**Prompt**.
Every line that includes the word "Moskva" is to be listed.

[Data records]

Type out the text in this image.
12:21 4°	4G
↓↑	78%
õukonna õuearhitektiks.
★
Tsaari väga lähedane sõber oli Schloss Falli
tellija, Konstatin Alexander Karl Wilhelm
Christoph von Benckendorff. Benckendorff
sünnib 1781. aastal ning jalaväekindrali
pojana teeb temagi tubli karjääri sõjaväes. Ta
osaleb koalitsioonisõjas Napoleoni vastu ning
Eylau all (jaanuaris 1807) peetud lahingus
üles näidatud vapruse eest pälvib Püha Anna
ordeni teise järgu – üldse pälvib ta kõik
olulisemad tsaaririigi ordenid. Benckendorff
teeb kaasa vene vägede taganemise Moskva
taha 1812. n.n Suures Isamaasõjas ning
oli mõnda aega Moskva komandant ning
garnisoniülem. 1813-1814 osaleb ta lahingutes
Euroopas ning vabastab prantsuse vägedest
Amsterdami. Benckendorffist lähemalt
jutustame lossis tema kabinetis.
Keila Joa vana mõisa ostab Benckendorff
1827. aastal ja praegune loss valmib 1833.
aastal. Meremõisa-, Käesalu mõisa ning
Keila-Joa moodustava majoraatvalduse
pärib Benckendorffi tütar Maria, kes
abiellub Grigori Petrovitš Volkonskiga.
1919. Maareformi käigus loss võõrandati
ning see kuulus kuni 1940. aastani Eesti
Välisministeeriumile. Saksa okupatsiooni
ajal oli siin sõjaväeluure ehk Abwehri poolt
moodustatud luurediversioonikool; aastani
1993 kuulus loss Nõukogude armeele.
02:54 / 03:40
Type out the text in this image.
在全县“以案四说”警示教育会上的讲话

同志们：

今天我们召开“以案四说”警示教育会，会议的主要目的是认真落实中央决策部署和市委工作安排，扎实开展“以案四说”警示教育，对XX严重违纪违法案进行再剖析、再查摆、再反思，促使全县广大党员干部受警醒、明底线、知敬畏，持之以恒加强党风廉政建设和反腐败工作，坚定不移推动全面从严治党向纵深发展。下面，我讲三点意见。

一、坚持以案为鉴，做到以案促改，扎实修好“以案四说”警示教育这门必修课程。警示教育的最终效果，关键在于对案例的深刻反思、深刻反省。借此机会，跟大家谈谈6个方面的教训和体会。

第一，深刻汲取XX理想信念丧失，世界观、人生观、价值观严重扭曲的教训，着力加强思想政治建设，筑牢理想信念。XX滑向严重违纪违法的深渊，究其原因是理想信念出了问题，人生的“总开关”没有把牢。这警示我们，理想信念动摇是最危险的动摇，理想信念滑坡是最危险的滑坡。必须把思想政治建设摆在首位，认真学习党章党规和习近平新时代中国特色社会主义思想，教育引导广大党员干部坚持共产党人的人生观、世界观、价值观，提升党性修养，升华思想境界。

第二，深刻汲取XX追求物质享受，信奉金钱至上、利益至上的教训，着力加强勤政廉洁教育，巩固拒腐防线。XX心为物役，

**The reply**.
teeb kaasa vene vägede taganemise Moskva
oli mõnda aega Moskva komandant ning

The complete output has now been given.